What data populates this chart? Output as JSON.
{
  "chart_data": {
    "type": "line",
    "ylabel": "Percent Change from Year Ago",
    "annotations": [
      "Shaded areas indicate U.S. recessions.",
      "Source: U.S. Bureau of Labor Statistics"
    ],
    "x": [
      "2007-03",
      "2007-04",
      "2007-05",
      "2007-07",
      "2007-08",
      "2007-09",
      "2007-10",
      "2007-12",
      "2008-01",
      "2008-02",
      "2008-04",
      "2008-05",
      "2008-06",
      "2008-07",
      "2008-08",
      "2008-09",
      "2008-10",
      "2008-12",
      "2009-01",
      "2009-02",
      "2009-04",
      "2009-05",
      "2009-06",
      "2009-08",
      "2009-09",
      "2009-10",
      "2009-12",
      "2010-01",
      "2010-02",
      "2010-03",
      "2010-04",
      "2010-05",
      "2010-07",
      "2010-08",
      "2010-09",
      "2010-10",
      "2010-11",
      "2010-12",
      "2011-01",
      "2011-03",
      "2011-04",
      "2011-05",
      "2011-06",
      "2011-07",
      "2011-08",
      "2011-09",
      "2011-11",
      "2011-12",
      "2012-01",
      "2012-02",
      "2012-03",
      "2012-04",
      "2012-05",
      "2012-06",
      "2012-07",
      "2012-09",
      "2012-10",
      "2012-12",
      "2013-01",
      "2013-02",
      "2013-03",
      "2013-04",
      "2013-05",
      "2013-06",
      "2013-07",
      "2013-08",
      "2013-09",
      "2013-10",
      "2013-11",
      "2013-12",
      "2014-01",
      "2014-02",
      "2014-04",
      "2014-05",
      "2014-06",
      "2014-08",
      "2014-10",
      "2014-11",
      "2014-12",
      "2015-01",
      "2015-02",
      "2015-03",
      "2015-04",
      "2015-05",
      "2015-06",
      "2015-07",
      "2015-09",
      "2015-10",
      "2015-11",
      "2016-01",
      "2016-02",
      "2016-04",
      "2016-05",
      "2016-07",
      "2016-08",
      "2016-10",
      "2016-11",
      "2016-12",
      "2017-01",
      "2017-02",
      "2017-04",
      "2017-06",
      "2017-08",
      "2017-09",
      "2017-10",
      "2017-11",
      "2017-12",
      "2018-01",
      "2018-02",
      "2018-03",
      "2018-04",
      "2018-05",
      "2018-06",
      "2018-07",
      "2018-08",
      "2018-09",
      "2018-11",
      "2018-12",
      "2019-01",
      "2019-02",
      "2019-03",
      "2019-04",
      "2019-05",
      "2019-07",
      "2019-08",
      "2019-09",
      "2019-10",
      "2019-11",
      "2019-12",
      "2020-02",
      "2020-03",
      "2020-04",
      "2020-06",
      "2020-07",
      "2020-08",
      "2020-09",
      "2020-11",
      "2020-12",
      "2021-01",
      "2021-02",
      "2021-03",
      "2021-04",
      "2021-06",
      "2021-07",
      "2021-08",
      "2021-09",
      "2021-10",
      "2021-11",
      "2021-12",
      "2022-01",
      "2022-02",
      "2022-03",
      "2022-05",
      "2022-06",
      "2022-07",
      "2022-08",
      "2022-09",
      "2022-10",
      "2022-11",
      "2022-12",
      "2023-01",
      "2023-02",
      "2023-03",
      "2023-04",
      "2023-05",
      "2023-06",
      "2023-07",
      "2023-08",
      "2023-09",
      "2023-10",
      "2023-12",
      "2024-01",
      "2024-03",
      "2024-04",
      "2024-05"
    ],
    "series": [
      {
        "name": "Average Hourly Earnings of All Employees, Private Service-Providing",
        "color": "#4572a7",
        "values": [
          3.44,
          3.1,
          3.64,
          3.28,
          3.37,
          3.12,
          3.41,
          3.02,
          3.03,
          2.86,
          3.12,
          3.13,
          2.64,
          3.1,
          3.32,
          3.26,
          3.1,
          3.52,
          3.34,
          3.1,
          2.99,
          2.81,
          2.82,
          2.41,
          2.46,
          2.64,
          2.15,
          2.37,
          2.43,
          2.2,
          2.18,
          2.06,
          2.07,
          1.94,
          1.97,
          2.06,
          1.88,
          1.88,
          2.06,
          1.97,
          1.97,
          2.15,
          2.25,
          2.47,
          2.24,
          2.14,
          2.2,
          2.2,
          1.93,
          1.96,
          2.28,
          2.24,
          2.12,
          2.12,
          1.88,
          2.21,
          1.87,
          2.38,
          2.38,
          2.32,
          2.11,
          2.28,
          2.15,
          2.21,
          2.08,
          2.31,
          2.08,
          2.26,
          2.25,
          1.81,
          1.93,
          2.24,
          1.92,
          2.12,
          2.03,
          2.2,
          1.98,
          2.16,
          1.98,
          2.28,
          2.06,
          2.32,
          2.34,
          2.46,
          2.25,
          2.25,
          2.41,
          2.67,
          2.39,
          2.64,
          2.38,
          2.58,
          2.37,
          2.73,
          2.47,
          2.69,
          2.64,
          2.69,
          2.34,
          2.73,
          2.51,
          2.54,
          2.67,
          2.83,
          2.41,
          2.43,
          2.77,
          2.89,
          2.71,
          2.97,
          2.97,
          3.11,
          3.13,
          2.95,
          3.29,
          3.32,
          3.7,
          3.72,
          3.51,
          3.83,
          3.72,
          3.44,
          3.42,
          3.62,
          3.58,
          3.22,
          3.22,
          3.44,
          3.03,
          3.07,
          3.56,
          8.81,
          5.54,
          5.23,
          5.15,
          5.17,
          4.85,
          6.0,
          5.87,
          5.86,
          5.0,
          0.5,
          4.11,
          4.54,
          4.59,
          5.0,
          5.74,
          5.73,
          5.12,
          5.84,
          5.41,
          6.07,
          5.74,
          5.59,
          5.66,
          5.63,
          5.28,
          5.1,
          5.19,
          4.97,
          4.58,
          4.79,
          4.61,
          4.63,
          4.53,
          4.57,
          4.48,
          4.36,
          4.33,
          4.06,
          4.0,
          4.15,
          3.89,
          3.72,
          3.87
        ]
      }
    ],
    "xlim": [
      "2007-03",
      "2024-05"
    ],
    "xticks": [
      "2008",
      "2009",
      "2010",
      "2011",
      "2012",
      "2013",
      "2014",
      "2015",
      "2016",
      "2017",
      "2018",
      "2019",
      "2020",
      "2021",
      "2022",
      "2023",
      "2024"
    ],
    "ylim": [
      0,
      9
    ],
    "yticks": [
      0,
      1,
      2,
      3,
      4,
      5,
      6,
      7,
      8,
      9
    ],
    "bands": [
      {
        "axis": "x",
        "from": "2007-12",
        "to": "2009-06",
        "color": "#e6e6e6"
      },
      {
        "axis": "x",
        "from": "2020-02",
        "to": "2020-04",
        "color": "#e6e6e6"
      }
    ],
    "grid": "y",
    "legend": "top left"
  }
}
- - - -
> **Problem statement**
Repeat the records above exactly as they appear.

> **Reply to the task**
What data populates this chart? Output as JSON.
{
  "chart_data": {
    "type": "line",
    "ylabel": "Percent Change from Year Ago",
    "annotations": [
      "Shaded areas indicate U.S. recessions.",
      "Source: U.S. Bureau of Labor Statistics"
    ],
    "x": [
      "2007-03",
      "2007-04",
      "2007-05",
      "2007-07",
      "2007-08",
      "2007-09",
      "2007-10",
      "2007-12",
      "2008-01",
      "2008-02",
      "2008-04",
      "2008-05",
      "2008-06",
      "2008-07",
      "2008-08",
      "2008-09",
      "2008-10",
      "2008-12",
      "2009-01",
      "2009-02",
      "2009-04",
      "2009-05",
      "2009-06",
      "2009-08",
      "2009-09",
      "2009-10",
      "2009-12",
      "2010-01",
      "2010-02",
      "2010-03",
      "2010-04",
      "2010-05",
      "2010-07",
      "2010-08",
      "2010-09",
      "2010-10",
      "2010-11",
      "2010-12",
      "2011-01",
      "2011-03",
      "2011-04",
      "2011-05",
      "2011-06",
      "2011-07",
      "2011-08",
      "2011-09",
      "2011-11",
      "2011-12",
      "2012-01",
      "2012-02",
      "2012-03",
      "2012-04",
      "2012-05",
      "2012-06",
      "2012-07",
      "2012-09",
      "2012-10",
      "2012-12",
      "2013-01",
      "2013-02",
      "2013-03",
      "2013-04",
      "2013-05",
      "2013-06",
      "2013-07",
      "2013-08",
      "2013-09",
      "2013-10",
      "2013-11",
      "2013-12",
      "2014-01",
      "2014-02",
      "2014-04",
      "2014-05",
      "2014-06",
      "2014-08",
      "2014-10",
      "2014-11",
      "2014-12",
      "2015-01",
      "2015-02",
      "2015-03",
      "2015-04",
      "2015-05",
      "2015-06",
      "2015-07",
      "2015-09",
      "2015-10",
      "2015-11",
      "2016-01",
      "2016-02",
      "2016-04",
      "2016-05",
      "2016-07",
      "2016-08",
      "2016-10",
      "2016-11",
      "2016-12",
      "2017-01",
      "2017-02",
      "2017-04",
      "2017-06",
      "2017-08",
      "2017-09",
      "2017-10",
      "2017-11",
      "2017-12",
      "2018-01",
      "2018-02",
      "2018-03",
      "2018-04",
      "2018-05",
      "2018-06",
      "2018-07",
      "2018-08",
      "2018-09",
      "2018-11",
      "2018-12",
      "2019-01",
      "2019-02",
      "2019-03",
      "2019-04",
      "2019-05",
      "2019-07",
      "2019-08",
      "2019-09",
      "2019-10",
      "2019-11",
      "2019-12",
      "2020-02",
      "2020-03",
      "2020-04",
      "2020-06",
      "2020-07",
      "2020-08",
      "2020-09",
      "2020-11",
      "2020-12",
      "2021-01",
      "2021-02",
      "2021-03",
      "2021-04",
      "2021-06",
      "2021-07",
      "2021-08",
      "2021-09",
      "2021-10",
      "2021-11",
      "2021-12",
      "2022-01",
      "2022-02",
      "2022-03",
      "2022-05",
      "2022-06",
      "2022-07",
      "2022-08",
      "2022-09",
      "2022-10",
      "2022-11",
      "2022-12",
      "2023-01",
      "2023-02",
      "2023-03",
      "2023-04",
      "2023-05",
      "2023-06",
      "2023-07",
      "2023-08",
      "2023-09",
      "2023-10",
      "2023-12",
      "2024-01",
      "2024-03",
      "2024-04",
      "2024-05"
    ],
    "series": [
      {
        "name": "Average Hourly Earnings of All Employees, Private Service-Providing",
        "color": "#4572a7",
        "values": [
          3.44,
          3.1,
          3.64,
          3.28,
          3.37,
          3.12,
          3.41,
          3.02,
          3.03,
          2.86,
          3.12,
          3.13,
          2.64,
          3.1,
          3.32,
          3.26,
          3.1,
          3.52,
          3.34,
          3.1,
          2.99,
          2.81,
          2.82,
          2.41,
          2.46,
          2.64,
          2.15,
          2.37,
          2.43,
          2.2,
          2.18,
          2.06,
          2.07,
          1.94,
          1.97,
          2.06,
          1.88,
          1.88,
          2.06,
          1.97,
          1.97,
          2.15,
          2.25,
          2.47,
          2.24,
          2.14,
          2.2,
          2.2,
          1.93,
          1.96,
          2.28,
          2.24,
          2.12,
          2.12,
          1.88,
          2.21,
          1.87,
          2.38,
          2.38,
          2.32,
          2.11,
          2.28,
          2.15,
          2.21,
          2.08,
          2.31,
          2.08,
          2.26,
          2.25,
          1.81,
          1.93,
          2.24,
          1.92,
          2.12,
          2.03,
          2.2,
          1.98,
          2.16,
          1.98,
          2.28,
          2.06,
          2.32,
          2.34,
          2.46,
          2.25,
          2.25,
          2.41,
          2.67,
          2.39,
          2.64,
          2.38,
          2.58,
          2.37,
          2.73,
          2.47,
          2.69,
          2.64,
          2.69,
          2.34,
          2.73,
          2.51,
          2.54,
          2.67,
          2.83,
          2.41,
          2.43,
          2.77,
          2.89,
          2.71,
          2.97,
          2.97,
          3.11,
          3.13,
          2.95,
          3.29,
          3.32,
          3.7,
          3.72,
          3.51,
          3.83,
          3.72,
          3.44,
          3.42,
          3.62,
          3.58,
          3.22,
          3.22,
          3.44,
          3.03,
          3.07,
          3.56,
          8.81,
          5.54,
          5.23,
          5.15,
          5.17,
          4.85,
          6.0,
          5.87,
          5.86,
          5.0,
          0.5,
          4.11,
          4.54,
          4.59,
          5.0,
          5.74,
          5.73,
          5.12,
          5.84,
          5.41,
          6.07,
          5.74,
          5.59,
          5.66,
          5.63,
          5.28,
          5.1,
          5.19,
          4.97,
          4.58,
          4.79,
          4.61,
          4.63,
          4.53,
          4.57,
          4.48,
          4.36,
          4.33,
          4.06,
          4.0,
          4.15,
          3.89,
          3.72,
          3.87
        ]
      }
    ],
    "xlim": [
      "2007-03",
      "2024-05"
    ],
    "xticks": [
      "2008",
      "2009",
      "2010",
      "2011",
      "2012",
      "2013",
      "2014",
      "2015",
      "2016",
      "2017",
      "2018",
      "2019",
      "2020",
      "2021",
      "2022",
      "2023",
      "2024"
    ],
    "ylim": [
      0,
      9
    ],
    "yticks": [
      0,
      1,
      2,
      3,
      4,
      5,
      6,
      7,
      8,
      9
    ],
    "bands": [
      {
        "axis": "x",
        "from": "2007-12",
        "to": "2009-06",
        "color": "#e6e6e6"
      },
      {
        "axis": "x",
        "from": "2020-02",
        "to": "2020-04",
        "color": "#e6e6e6"
      }
    ],
    "grid": "y",
    "legend": "top left"
  }
}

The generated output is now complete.